● Problem details:
Below are the records; copy each line in them that holds the word "Read".
━━━━━ Dataset entries
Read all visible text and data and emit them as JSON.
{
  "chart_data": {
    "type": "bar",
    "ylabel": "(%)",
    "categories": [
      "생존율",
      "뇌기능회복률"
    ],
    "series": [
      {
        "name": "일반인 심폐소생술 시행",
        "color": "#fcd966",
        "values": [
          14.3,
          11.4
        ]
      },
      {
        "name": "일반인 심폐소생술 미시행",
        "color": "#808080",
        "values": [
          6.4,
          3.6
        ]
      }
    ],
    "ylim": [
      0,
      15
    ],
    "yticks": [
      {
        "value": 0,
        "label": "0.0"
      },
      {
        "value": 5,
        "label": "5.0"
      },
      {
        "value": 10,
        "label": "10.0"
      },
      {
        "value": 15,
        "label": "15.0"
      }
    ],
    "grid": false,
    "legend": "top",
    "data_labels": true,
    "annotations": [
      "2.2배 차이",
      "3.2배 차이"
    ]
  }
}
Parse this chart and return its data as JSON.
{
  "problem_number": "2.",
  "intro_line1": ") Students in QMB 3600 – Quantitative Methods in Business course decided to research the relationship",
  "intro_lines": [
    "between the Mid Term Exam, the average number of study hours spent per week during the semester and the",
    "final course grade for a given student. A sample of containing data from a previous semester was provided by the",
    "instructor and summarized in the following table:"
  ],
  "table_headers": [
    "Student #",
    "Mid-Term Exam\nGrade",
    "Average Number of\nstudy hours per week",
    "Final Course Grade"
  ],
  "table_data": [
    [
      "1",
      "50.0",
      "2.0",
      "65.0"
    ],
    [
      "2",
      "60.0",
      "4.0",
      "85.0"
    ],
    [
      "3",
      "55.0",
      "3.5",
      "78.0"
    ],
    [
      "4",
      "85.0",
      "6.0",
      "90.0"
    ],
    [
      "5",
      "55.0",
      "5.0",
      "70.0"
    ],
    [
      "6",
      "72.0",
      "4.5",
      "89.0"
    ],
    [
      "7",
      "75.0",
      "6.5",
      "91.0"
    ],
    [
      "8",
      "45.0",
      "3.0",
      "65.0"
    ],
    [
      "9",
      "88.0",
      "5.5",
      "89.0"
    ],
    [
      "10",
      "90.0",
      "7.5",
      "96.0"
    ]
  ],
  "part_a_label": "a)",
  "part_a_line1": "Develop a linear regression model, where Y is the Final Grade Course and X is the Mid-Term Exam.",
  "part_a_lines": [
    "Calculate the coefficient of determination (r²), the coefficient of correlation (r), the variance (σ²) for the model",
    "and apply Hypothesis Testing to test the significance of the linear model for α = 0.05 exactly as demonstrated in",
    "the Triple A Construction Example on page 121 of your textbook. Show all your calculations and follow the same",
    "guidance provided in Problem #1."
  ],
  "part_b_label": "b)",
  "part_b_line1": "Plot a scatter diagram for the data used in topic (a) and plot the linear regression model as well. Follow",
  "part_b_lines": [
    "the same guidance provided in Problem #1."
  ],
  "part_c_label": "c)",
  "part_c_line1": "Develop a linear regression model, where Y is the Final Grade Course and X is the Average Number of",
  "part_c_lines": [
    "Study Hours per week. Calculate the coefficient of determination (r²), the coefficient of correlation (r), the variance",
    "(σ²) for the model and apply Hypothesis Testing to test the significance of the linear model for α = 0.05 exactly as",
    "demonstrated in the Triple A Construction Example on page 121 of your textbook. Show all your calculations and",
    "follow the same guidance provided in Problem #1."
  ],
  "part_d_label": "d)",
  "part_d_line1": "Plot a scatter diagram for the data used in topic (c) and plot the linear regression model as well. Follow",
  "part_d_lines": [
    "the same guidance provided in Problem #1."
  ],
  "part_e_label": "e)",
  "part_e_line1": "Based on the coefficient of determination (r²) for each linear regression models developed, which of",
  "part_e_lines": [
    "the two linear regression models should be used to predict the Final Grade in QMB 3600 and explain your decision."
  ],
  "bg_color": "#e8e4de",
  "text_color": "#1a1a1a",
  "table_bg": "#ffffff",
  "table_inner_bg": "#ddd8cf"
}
━━━━━━━━━━
━━━━━ Dataset entries
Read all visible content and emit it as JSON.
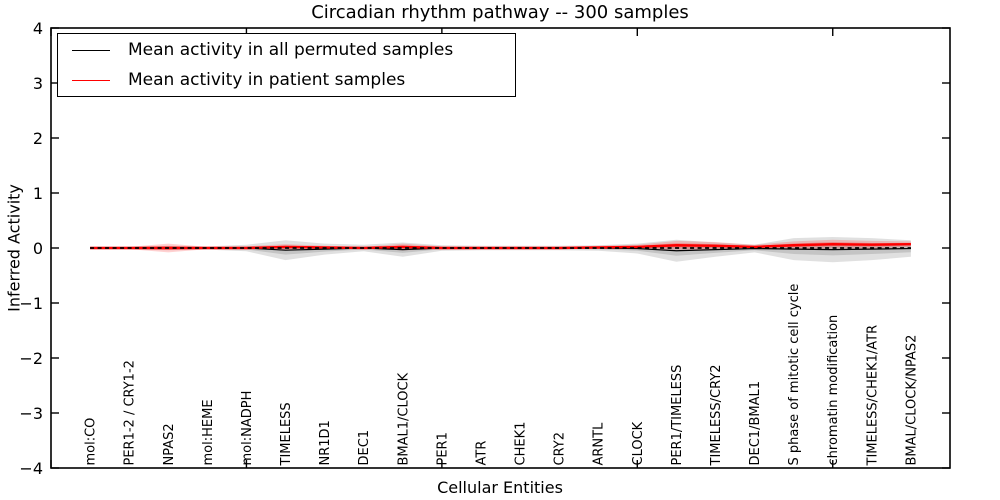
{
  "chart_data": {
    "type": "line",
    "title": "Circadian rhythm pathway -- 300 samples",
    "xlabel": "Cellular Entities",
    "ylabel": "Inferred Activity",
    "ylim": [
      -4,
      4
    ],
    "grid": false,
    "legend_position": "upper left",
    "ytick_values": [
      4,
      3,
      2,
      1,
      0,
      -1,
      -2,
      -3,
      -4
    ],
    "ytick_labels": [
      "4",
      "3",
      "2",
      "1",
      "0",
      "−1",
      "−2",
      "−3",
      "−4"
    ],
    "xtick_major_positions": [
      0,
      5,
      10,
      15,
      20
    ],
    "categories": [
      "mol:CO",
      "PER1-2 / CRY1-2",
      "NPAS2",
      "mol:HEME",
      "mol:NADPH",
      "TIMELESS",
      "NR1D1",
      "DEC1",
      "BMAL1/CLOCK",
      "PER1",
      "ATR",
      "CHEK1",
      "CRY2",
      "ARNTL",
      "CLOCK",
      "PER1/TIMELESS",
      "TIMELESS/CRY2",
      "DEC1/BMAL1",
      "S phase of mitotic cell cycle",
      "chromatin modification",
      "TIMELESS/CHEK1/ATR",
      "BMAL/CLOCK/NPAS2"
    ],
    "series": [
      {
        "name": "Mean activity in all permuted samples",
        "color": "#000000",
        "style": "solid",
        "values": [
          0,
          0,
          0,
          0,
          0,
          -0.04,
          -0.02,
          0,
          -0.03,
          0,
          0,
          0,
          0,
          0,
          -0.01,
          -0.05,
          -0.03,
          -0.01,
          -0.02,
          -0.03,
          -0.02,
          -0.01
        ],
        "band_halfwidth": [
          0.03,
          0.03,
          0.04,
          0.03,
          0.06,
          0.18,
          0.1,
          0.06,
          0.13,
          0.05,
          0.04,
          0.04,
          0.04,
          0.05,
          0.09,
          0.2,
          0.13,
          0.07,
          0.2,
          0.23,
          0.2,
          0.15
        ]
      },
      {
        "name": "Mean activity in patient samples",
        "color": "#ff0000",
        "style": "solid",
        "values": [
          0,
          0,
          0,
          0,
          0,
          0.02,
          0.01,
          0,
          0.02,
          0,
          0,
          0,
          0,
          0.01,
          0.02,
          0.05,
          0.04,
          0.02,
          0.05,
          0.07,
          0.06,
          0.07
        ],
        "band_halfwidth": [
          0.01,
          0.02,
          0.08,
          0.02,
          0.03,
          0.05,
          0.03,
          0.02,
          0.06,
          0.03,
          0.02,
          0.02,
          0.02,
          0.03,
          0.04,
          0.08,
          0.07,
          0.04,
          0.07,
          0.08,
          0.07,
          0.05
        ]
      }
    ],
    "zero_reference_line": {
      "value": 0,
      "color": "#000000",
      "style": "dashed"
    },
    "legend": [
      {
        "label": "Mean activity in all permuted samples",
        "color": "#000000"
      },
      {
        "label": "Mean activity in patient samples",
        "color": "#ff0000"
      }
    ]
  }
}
━━━━━━━━━━
━━━━━ Dataset entries
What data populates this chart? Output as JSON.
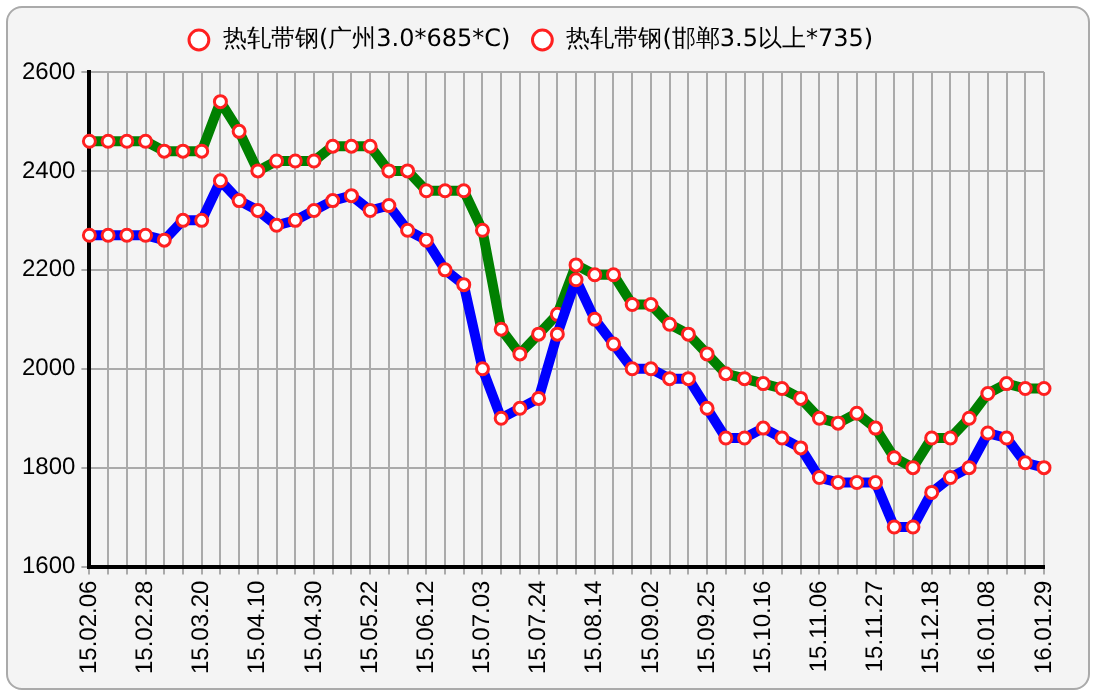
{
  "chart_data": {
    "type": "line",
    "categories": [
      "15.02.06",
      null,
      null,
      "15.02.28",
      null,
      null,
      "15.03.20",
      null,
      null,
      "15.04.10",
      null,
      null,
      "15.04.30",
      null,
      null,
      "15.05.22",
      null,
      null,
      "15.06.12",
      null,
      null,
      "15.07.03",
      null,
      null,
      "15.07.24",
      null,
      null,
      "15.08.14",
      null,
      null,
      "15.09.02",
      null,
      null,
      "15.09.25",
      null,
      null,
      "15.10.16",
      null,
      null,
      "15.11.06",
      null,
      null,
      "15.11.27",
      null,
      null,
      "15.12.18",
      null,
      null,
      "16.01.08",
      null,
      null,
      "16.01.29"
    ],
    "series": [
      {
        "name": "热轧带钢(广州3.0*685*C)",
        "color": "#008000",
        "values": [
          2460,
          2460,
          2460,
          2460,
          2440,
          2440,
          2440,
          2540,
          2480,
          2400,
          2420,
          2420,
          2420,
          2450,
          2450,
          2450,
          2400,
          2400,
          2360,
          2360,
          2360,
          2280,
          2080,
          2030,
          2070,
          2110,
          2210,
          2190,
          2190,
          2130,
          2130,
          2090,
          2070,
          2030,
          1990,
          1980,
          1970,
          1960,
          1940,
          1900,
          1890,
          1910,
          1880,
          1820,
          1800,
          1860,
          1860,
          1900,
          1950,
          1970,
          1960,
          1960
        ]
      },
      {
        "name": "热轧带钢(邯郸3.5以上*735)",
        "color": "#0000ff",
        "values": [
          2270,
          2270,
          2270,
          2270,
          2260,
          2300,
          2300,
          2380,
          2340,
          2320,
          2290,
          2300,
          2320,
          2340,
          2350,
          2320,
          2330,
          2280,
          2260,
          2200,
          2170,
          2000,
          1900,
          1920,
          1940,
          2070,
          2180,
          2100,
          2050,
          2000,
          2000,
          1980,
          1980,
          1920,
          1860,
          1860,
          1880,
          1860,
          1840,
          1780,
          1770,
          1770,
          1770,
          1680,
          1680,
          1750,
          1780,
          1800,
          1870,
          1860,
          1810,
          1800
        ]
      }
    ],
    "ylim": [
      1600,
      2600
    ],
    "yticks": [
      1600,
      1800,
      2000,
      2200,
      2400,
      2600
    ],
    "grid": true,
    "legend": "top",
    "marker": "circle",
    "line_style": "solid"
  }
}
━━━━━━━━━━
● Full answer:
Read all visible text and data and emit them as JSON.
Read all visible content and emit it as JSON.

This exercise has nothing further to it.